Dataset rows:
= = = = =

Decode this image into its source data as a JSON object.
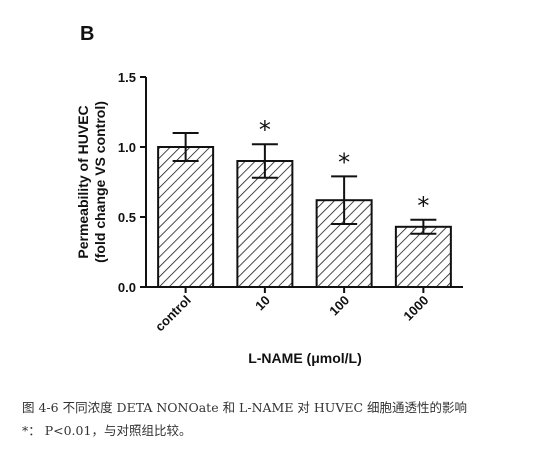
{
  "panel_label": "B",
  "caption": {
    "line1": "图 4-6  不同浓度 DETA NONOate 和 L-NAME  对 HUVEC 细胞通透性的影响",
    "line2": "*： P<0.01，与对照组比较。"
  },
  "chart_data": {
    "type": "bar",
    "categories": [
      "control",
      "10",
      "100",
      "1000"
    ],
    "values": [
      1.0,
      0.9,
      0.62,
      0.43
    ],
    "errors": [
      0.1,
      0.12,
      0.17,
      0.05
    ],
    "significance": [
      "",
      "*",
      "*",
      "*"
    ],
    "ylabel_line1": "Permeability of HUVEC",
    "ylabel_line2": "(fold change VS control)",
    "xlabel": "L-NAME (μmol/L)",
    "ylim": [
      0,
      1.5
    ],
    "yticks": [
      0.0,
      0.5,
      1.0,
      1.5
    ],
    "ytick_labels": [
      "0.0",
      "0.5",
      "1.0",
      "1.5"
    ],
    "grid": false,
    "bar_fill": "diagonal-hatch",
    "colors": {
      "stroke": "#1a1a1a",
      "background": "#ffffff"
    }
  }
}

= = = = =

■ **WHAT IS NEEDED**: Every line in the data above that contains "HUVEC" needs to be copied.

■ **FINISHED TASK**:
    "line1": "图 4-6  不同浓度 DETA NONOate 和 L-NAME  对 HUVEC 细胞通透性的影响",
    "ylabel_line1": "Permeability of HUVEC",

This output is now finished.